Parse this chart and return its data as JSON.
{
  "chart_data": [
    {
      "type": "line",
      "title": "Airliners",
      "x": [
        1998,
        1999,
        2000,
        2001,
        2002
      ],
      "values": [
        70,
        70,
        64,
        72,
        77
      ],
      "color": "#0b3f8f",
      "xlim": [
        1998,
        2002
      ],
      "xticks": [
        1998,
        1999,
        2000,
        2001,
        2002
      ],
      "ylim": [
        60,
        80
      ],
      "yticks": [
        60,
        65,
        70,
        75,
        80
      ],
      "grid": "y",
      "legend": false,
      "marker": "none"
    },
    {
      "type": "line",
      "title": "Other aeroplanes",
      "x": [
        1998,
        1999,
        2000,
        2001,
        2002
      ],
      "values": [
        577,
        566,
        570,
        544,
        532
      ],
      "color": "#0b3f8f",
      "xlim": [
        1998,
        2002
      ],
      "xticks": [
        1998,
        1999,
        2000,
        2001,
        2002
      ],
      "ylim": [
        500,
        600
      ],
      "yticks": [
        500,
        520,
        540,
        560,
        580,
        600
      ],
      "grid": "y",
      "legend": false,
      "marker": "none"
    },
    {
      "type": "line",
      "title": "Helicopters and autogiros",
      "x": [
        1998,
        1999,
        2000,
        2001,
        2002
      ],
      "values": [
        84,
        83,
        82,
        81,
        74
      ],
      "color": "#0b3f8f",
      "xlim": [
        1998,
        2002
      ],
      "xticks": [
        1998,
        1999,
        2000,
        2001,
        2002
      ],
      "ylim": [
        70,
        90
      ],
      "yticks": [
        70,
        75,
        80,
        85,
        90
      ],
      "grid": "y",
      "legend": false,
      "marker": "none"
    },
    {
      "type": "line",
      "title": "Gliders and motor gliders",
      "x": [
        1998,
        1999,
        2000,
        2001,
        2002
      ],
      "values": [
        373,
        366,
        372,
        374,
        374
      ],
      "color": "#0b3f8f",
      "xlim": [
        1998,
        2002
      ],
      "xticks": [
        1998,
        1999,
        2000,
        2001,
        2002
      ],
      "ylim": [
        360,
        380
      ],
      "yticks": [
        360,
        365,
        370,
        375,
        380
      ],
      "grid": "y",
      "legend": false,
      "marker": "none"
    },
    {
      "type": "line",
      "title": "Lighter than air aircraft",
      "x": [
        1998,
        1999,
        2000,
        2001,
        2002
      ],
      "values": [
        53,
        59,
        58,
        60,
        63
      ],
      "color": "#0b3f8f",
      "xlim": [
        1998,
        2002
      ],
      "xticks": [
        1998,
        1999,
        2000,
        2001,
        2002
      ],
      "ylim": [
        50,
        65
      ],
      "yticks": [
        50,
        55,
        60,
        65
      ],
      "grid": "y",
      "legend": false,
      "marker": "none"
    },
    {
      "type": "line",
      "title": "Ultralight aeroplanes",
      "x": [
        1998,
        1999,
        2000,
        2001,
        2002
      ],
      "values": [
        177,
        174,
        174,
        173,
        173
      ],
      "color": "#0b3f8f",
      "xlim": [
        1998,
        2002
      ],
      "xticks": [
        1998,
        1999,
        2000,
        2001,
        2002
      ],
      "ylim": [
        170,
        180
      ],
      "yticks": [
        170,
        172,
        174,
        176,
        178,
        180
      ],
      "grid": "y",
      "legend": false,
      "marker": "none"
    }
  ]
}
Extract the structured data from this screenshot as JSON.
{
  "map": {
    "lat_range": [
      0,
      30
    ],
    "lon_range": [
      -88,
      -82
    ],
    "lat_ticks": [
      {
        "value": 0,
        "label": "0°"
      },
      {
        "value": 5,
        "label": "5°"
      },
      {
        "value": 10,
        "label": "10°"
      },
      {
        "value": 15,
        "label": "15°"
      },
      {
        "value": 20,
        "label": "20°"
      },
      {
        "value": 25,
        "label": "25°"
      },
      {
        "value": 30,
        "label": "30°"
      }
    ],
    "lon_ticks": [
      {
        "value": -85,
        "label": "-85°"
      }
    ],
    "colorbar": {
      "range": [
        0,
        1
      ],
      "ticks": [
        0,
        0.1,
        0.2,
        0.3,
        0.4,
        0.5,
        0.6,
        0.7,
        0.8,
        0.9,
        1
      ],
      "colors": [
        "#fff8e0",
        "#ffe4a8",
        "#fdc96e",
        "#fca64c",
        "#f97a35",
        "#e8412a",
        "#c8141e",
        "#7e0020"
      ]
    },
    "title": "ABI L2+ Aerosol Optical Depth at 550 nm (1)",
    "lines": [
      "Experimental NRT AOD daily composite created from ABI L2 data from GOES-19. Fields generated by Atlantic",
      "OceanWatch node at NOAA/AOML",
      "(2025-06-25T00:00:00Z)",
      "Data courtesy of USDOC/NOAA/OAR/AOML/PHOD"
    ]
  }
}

**WRITTEN TASK**
Look through the data above. Copy every line with the string "aeroplanes" in it.

**FINISHED ANSWER**
      "title": "Other aeroplanes",
      "title": "Ultralight aeroplanes",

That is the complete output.